#### What you should do
Rewrite every entry below, renaming "sealing cover assembly" to "sealing lid assembly" wherever it occurs and leaving all other text unchanged.

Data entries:
★ ★ ★ ★ ★ ★ ★

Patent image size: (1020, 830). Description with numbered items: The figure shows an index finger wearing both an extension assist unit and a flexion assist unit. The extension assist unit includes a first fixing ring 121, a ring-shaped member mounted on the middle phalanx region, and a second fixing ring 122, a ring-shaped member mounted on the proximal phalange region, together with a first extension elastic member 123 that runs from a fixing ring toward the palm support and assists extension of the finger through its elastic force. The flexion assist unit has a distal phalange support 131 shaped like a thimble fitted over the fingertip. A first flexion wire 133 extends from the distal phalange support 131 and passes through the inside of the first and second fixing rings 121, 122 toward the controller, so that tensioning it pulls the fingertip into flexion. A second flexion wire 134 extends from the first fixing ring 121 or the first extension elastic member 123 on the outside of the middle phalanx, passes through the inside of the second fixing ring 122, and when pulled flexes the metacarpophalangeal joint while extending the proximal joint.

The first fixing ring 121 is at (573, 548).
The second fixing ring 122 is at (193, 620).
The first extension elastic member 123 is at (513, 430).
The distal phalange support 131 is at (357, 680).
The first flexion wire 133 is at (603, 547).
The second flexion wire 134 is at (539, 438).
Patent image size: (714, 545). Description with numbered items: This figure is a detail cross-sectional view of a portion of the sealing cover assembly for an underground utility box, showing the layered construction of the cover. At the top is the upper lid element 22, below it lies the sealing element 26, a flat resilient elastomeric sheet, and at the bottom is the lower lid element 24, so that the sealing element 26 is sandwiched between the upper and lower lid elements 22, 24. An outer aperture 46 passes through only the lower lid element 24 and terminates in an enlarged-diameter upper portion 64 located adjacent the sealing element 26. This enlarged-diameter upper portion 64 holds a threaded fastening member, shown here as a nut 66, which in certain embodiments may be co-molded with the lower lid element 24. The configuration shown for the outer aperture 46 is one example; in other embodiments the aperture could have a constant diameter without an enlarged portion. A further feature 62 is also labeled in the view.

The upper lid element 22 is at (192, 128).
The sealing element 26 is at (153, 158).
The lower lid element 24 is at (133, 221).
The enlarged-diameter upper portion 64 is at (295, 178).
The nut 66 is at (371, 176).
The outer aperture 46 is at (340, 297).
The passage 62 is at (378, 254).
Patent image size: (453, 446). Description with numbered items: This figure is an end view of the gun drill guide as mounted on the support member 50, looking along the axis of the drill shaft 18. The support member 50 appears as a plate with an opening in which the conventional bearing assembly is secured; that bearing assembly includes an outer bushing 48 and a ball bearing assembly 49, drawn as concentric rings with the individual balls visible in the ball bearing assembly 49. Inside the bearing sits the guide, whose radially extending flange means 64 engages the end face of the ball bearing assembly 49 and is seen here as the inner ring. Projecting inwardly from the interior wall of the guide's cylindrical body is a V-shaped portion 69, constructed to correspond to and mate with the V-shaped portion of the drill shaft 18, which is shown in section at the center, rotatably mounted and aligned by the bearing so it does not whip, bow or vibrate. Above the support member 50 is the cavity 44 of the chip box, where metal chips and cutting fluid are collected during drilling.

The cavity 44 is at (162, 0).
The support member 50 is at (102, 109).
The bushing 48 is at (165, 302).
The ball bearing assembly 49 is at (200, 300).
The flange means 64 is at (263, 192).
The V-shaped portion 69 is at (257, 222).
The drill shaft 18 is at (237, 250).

★ ★ ★ ★ ★ ★ ★

#### Final result
Patent image size: (1020, 830). Description with numbered items: The figure shows an index finger wearing both an extension assist unit and a flexion assist unit. The extension assist unit includes a first fixing ring 121, a ring-shaped member mounted on the middle phalanx region, and a second fixing ring 122, a ring-shaped member mounted on the proximal phalange region, together with a first extension elastic member 123 that runs from a fixing ring toward the palm support and assists extension of the finger through its elastic force. The flexion assist unit has a distal phalange support 131 shaped like a thimble fitted over the fingertip. A first flexion wire 133 extends from the distal phalange support 131 and passes through the inside of the first and second fixing rings 121, 122 toward the controller, so that tensioning it pulls the fingertip into flexion. A second flexion wire 134 extends from the first fixing ring 121 or the first extension elastic member 123 on the outside of the middle phalanx, passes through the inside of the second fixing ring 122, and when pulled flexes the metacarpophalangeal joint while extending the proximal joint.

The first fixing ring 121 is at (573, 548).
The second fixing ring 122 is at (193, 620).
The first extension elastic member 123 is at (513, 430).
The distal phalange support 131 is at (357, 680).
The first flexion wire 133 is at (603, 547).
The second flexion wire 134 is at (539, 438).
Patent image size: (714, 545). Description with numbered items: This figure is a detail cross-sectional view of a portion of the sealing lid assembly for an underground utility box, showing the layered construction of the cover. At the top is the upper lid element 22, below it lies the sealing element 26, a flat resilient elastomeric sheet, and at the bottom is the lower lid element 24, so that the sealing element 26 is sandwiched between the upper and lower lid elements 22, 24. An outer aperture 46 passes through only the lower lid element 24 and terminates in an enlarged-diameter upper portion 64 located adjacent the sealing element 26. This enlarged-diameter upper portion 64 holds a threaded fastening member, shown here as a nut 66, which in certain embodiments may be co-molded with the lower lid element 24. The configuration shown for the outer aperture 46 is one example; in other embodiments the aperture could have a constant diameter without an enlarged portion. A further feature 62 is also labeled in the view.

The upper lid element 22 is at (192, 128).
The sealing element 26 is at (153, 158).
The lower lid element 24 is at (133, 221).
The enlarged-diameter upper portion 64 is at (295, 178).
The nut 66 is at (371, 176).
The outer aperture 46 is at (340, 297).
The passage 62 is at (378, 254).
Patent image size: (453, 446). Description with numbered items: This figure is an end view of the gun drill guide as mounted on the support member 50, looking along the axis of the drill shaft 18. The support member 50 appears as a plate with an opening in which the conventional bearing assembly is secured; that bearing assembly includes an outer bushing 48 and a ball bearing assembly 49, drawn as concentric rings with the individual balls visible in the ball bearing assembly 49. Inside the bearing sits the guide, whose radially extending flange means 64 engages the end face of the ball bearing assembly 49 and is seen here as the inner ring. Projecting inwardly from the interior wall of the guide's cylindrical body is a V-shaped portion 69, constructed to correspond to and mate with the V-shaped portion of the drill shaft 18, which is shown in section at the center, rotatably mounted and aligned by the bearing so it does not whip, bow or vibrate. Above the support member 50 is the cavity 44 of the chip box, where metal chips and cutting fluid are collected during drilling.

The cavity 44 is at (162, 0).
The support member 50 is at (102, 109).
The bushing 48 is at (165, 302).
The ball bearing assembly 49 is at (200, 300).
The flange means 64 is at (263, 192).
The V-shaped portion 69 is at (257, 222).
The drill shaft 18 is at (237, 250).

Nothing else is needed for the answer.